TESTO SCELTO:
++++++++

Tabacchi sigarette
(foto dal web)

All’interno della nuova manovra sono stati inseriti aumenti delle tasse sui giochi, sulle sigarette e sull’utilizzo della plastica.

Il meccanismo di una manovra finanziaria è tanto complesso quanto semplice a comprendersi: se si cercano fondi per una determinata sovvenzione, sull’altro piatto della bilancia, per far quadrare i conti, bisogna inserire delle tasse che allunghino la coperta corta. Ed è questo ciò che sta accadendo anche nel caso della manovra finanziaria che il nuovo governo giallorosso sta elaborando. Un nuovo balzello su fumo, plastica, e giochi dovrebbe apportare ingenti entrate nelle casse dello stato.

Manovra finanziaria: nuove aumenti su sigarette, gioco e plastica

Sulla ventilata ipotesi di un aumento delle accise di diesel ed il gasolio commerciale, e l’introduzione di una tassa sulle sim aziendali, il neo governo giallorosso pare abbai fatto un dietrofront. Nuovo balzello all’interno della manovra, invece, riguarderebbe la plastica, le sigarette ed i giochi.

Per il ministro degli Esteri Luigi Di Maio la priorità sarebbe quella di consegnare ai posteri un’Italia più verde e pulita e ciò sarebbe possibile solo limitando la produzione di plastica. Per il vertice pentastellato, riporta Qui Finanza, l’ammonimento è rivolto alle multinazionali: “Se una multinazionale deve imbottigliare una bibita dobbiamo fare in modo che paghi più tasse su una bottiglia in plastica e meno per una bottiglia in vetro“. Nel mirino della manovra, dunque gli involucri: prevista un’imposta di 0,2 euro per ogni chilogrammo da applicare agli imballaggi.

++++++++

RIGHE FORNITE:

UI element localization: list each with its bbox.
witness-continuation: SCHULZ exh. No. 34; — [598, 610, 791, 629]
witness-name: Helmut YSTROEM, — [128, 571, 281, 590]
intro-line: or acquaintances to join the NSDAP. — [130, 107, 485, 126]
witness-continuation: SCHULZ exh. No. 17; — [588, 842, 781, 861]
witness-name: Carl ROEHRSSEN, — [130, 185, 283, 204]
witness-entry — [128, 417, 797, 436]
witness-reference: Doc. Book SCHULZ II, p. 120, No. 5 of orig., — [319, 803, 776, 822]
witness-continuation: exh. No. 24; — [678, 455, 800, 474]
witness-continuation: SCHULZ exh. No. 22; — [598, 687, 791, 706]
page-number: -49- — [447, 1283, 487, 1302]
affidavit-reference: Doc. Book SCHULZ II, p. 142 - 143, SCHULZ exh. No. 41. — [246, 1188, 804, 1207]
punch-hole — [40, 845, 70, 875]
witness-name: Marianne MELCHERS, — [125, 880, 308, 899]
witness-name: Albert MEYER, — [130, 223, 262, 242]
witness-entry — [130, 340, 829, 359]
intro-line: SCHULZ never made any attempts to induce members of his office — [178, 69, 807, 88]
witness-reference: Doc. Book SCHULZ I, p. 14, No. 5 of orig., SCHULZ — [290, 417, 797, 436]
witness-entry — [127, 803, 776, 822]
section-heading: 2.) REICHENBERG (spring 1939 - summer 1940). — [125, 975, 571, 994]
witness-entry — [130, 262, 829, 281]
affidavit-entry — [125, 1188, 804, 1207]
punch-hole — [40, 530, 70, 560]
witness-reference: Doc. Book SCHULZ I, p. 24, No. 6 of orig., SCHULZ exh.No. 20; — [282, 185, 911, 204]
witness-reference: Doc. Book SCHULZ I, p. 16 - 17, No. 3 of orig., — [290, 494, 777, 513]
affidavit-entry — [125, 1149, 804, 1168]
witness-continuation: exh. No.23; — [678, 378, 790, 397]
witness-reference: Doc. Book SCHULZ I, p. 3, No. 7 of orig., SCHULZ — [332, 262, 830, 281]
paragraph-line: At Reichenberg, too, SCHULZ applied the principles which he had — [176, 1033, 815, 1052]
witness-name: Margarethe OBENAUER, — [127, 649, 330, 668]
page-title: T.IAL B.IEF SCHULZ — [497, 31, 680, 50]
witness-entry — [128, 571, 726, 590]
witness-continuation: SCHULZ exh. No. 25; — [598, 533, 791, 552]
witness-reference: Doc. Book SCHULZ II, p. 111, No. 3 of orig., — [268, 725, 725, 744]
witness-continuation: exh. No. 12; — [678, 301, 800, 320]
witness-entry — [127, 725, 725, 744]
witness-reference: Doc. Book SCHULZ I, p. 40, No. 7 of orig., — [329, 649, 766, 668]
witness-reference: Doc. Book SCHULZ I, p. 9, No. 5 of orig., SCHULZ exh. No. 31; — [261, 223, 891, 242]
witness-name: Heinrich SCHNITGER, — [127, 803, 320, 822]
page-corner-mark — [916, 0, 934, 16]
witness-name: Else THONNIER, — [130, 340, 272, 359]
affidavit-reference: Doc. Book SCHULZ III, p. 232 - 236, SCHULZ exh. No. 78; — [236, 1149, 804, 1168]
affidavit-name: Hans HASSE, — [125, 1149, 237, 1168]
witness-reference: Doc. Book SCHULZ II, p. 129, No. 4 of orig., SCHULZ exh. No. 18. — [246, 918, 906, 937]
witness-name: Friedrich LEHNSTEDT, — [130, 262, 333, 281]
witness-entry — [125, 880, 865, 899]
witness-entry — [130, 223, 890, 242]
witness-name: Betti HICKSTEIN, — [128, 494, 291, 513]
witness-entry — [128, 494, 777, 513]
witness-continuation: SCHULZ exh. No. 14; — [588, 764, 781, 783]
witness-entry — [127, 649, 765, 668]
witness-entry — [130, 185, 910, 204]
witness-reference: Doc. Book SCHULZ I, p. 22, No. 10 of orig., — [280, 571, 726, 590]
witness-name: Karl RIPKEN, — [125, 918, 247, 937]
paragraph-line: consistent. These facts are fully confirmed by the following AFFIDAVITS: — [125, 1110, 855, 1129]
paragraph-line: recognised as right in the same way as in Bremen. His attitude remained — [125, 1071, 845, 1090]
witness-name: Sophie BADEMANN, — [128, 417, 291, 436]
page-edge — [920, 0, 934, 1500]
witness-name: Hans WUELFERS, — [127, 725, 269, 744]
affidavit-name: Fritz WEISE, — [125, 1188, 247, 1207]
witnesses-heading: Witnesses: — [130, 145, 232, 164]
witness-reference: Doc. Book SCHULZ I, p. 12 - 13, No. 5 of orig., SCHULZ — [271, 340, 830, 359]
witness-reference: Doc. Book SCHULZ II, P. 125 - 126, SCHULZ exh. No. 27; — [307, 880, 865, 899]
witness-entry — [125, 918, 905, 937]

++++++++

CONSEGNA 1: Ripeti dall'articolo sulla manovra finanziaria il passo che va da "Manovra finanziaria: nuove" fino a "ed i giochi." incluso.
CONSEGNA 2:
Stabilisci se ognuna delle affermazioni seguenti concorda con l'articolo sulla manovra finanziaria. Per ciascuna rispondi sì o no e cita le parole del testo che lo dimostrano.
(a) Luigi Di Maio è ministro degli Esteri.
(b) Secondo Di Maio, una bottiglia in vetro dovrebbe pagare più tasse di una bottiglia in plastica.
(c) Gli aumenti delle tasse previsti dalla manovra riguardano anche i giochi.
CONSEGNA 3: Scrivi il seguito dell'articolo sulla manovra finanziaria, partendo dal punto in cui si interrompe.
Per questo lavoro le righe riportate sopra non servono.

RISULTATO 1:
Manovra finanziaria: nuove aumenti su sigarette, gioco e plastica

Sulla ventilata ipotesi di un aumento delle accise di diesel ed il gasolio commerciale, e l’introduzione di una tassa sulle sim aziendali, il neo governo giallorosso pare abbai fatto un dietrofront. Nuovo balzello all’interno della manovra, invece, riguarderebbe la plastica, le sigarette ed i giochi.

RISULTATO 2:
(a) Sì: "Per il ministro degli Esteri Luigi Di Maio".
(b) No: "paghi più tasse su una bottiglia in plastica e meno per una bottiglia in vetro".
(c) Sì: "aumenti delle tasse sui giochi, sulle sigarette e sull’utilizzo della plastica".

RISULTATO 3:
Per quanto riguarda il fumo e più nello specifico i prodotti ad esso collegati, quello che doveva essere solo un aumento sulle accise dei tabacchi si starebbe trasformando in una vera e propria stangata, riporta Qui Finanza. Al vaglio del nuovo governo due ipotesi. Una riguarderebbe l’aumento delle accise su sigarette, nuovi prodotti a tabacco riscaldato e liquidi per le e-cig con una proiezione di 200 milioni di euro di maggior gettito; in questo caso c’è il rischio di un aumento di oltre 10 centesimi sui pacchetti di sigarette. L’altra riguarderebbe le sole accise delle sigarette con una proiezione di introiti per le casse dello Stato di almeno 300 milioni di euro; in questo caso si parlerebbe di un aumento sui pacchetti di sigarette di almeno 40 centesimi.

Infine, l’altra tassa riguarderebbe l’aumento della percentuale che lo Stato trattiene sulle vincite dei giochi, il quale al momento è pari al 12% se eccede i 500 euro del Gratta e Vinci, del Superenalotto e delle Videolottery, dell’8%, invece per il lotto. Qualunque sia l’ipotesi applicabile, riporta Qui Finanza, lo scopo è il medesimo: effettuare un prelievo del 20% o superiore per le vincite oltre i 100 milioni di euro.